* [INPUT ROWS]:
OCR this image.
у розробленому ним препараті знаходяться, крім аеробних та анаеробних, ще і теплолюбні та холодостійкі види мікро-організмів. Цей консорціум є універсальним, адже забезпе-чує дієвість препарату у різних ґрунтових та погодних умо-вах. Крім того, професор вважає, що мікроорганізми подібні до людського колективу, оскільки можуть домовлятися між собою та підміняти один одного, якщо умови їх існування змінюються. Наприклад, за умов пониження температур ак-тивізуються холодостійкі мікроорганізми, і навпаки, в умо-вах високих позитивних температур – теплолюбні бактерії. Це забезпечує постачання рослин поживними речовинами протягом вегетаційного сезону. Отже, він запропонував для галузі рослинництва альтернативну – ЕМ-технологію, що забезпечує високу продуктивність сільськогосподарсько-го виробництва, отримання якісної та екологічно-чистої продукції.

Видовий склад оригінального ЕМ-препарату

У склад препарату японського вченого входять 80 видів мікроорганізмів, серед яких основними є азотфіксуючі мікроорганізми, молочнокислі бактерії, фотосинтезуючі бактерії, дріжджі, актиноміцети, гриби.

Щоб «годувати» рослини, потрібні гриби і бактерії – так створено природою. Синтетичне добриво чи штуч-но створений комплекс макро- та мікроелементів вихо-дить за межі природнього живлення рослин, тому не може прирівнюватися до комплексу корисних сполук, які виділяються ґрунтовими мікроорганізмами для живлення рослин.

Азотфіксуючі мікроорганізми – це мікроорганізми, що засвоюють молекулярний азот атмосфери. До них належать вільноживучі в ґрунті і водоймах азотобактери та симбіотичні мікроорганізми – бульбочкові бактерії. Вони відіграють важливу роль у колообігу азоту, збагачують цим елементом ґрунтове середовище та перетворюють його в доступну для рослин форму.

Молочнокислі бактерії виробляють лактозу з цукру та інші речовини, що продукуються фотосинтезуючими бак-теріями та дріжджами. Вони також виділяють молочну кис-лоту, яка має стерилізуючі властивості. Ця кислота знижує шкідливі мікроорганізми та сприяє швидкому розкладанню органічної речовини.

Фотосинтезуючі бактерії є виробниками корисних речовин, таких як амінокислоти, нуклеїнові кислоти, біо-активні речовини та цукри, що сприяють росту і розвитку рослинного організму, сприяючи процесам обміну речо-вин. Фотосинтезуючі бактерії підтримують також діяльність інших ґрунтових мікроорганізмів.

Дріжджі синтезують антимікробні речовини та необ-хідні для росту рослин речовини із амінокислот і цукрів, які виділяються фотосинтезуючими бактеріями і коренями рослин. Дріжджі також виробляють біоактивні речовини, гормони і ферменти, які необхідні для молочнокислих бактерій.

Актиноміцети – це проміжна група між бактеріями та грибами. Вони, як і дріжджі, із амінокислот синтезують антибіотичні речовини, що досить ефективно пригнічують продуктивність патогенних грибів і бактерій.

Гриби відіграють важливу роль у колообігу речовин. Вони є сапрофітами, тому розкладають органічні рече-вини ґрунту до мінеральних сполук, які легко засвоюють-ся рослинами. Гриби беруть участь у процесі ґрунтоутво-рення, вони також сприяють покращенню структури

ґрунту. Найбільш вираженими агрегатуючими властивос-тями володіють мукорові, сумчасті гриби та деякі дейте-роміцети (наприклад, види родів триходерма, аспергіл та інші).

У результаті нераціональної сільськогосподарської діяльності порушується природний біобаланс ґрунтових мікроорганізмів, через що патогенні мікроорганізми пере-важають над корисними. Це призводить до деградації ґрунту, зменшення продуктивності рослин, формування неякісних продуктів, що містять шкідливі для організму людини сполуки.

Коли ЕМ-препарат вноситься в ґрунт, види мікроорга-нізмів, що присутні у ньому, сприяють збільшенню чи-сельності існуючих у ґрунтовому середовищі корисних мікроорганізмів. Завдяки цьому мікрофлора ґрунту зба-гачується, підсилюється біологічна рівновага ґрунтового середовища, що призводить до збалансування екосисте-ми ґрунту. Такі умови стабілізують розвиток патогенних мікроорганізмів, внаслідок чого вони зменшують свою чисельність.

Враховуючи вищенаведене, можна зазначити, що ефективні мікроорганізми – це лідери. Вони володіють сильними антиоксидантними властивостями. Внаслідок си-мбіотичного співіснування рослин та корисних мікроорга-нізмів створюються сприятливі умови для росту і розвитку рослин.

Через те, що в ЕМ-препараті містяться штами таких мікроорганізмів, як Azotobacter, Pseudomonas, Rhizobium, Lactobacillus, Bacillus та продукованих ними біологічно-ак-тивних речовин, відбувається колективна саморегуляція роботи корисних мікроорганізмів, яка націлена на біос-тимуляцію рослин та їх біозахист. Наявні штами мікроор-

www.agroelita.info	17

* [REQUIRED WORK]: Restate all of the entries exactly, please.

* [EXERCISE SOLUTION]:
OCR this image.
у розробленому ним препараті знаходяться, крім аеробних та анаеробних, ще і теплолюбні та холодостійкі види мікро-організмів. Цей консорціум є універсальним, адже забезпе-чує дієвість препарату у різних ґрунтових та погодних умо-вах. Крім того, професор вважає, що мікроорганізми подібні до людського колективу, оскільки можуть домовлятися між собою та підміняти один одного, якщо умови їх існування змінюються. Наприклад, за умов пониження температур ак-тивізуються холодостійкі мікроорганізми, і навпаки, в умо-вах високих позитивних температур – теплолюбні бактерії. Це забезпечує постачання рослин поживними речовинами протягом вегетаційного сезону. Отже, він запропонував для галузі рослинництва альтернативну – ЕМ-технологію, що забезпечує високу продуктивність сільськогосподарсько-го виробництва, отримання якісної та екологічно-чистої продукції.

Видовий склад оригінального ЕМ-препарату

У склад препарату японського вченого входять 80 видів мікроорганізмів, серед яких основними є азотфіксуючі мікроорганізми, молочнокислі бактерії, фотосинтезуючі бактерії, дріжджі, актиноміцети, гриби.

Щоб «годувати» рослини, потрібні гриби і бактерії – так створено природою. Синтетичне добриво чи штуч-но створений комплекс макро- та мікроелементів вихо-дить за межі природнього живлення рослин, тому не може прирівнюватися до комплексу корисних сполук, які виділяються ґрунтовими мікроорганізмами для живлення рослин.

Азотфіксуючі мікроорганізми – це мікроорганізми, що засвоюють молекулярний азот атмосфери. До них належать вільноживучі в ґрунті і водоймах азотобактери та симбіотичні мікроорганізми – бульбочкові бактерії. Вони відіграють важливу роль у колообігу азоту, збагачують цим елементом ґрунтове середовище та перетворюють його в доступну для рослин форму.

Молочнокислі бактерії виробляють лактозу з цукру та інші речовини, що продукуються фотосинтезуючими бак-теріями та дріжджами. Вони також виділяють молочну кис-лоту, яка має стерилізуючі властивості. Ця кислота знижує шкідливі мікроорганізми та сприяє швидкому розкладанню органічної речовини.

Фотосинтезуючі бактерії є виробниками корисних речовин, таких як амінокислоти, нуклеїнові кислоти, біо-активні речовини та цукри, що сприяють росту і розвитку рослинного організму, сприяючи процесам обміну речо-вин. Фотосинтезуючі бактерії підтримують також діяльність інших ґрунтових мікроорганізмів.

Дріжджі синтезують антимікробні речовини та необ-хідні для росту рослин речовини із амінокислот і цукрів, які виділяються фотосинтезуючими бактеріями і коренями рослин. Дріжджі також виробляють біоактивні речовини, гормони і ферменти, які необхідні для молочнокислих бактерій.

Актиноміцети – це проміжна група між бактеріями та грибами. Вони, як і дріжджі, із амінокислот синтезують антибіотичні речовини, що досить ефективно пригнічують продуктивність патогенних грибів і бактерій.

Гриби відіграють важливу роль у колообігу речовин. Вони є сапрофітами, тому розкладають органічні рече-вини ґрунту до мінеральних сполук, які легко засвоюють-ся рослинами. Гриби беруть участь у процесі ґрунтоутво-рення, вони також сприяють покращенню структури

ґрунту. Найбільш вираженими агрегатуючими властивос-тями володіють мукорові, сумчасті гриби та деякі дейте-роміцети (наприклад, види родів триходерма, аспергіл та інші).

У результаті нераціональної сільськогосподарської діяльності порушується природний біобаланс ґрунтових мікроорганізмів, через що патогенні мікроорганізми пере-важають над корисними. Це призводить до деградації ґрунту, зменшення продуктивності рослин, формування неякісних продуктів, що містять шкідливі для організму людини сполуки.

Коли ЕМ-препарат вноситься в ґрунт, види мікроорга-нізмів, що присутні у ньому, сприяють збільшенню чи-сельності існуючих у ґрунтовому середовищі корисних мікроорганізмів. Завдяки цьому мікрофлора ґрунту зба-гачується, підсилюється біологічна рівновага ґрунтового середовища, що призводить до збалансування екосисте-ми ґрунту. Такі умови стабілізують розвиток патогенних мікроорганізмів, внаслідок чого вони зменшують свою чисельність.

Враховуючи вищенаведене, можна зазначити, що ефективні мікроорганізми – це лідери. Вони володіють сильними антиоксидантними властивостями. Внаслідок си-мбіотичного співіснування рослин та корисних мікроорга-нізмів створюються сприятливі умови для росту і розвитку рослин.

Через те, що в ЕМ-препараті містяться штами таких мікроорганізмів, як Azotobacter, Pseudomonas, Rhizobium, Lactobacillus, Bacillus та продукованих ними біологічно-ак-тивних речовин, відбувається колективна саморегуляція роботи корисних мікроорганізмів, яка націлена на біос-тимуляцію рослин та їх біозахист. Наявні штами мікроор-

www.agroelita.info	17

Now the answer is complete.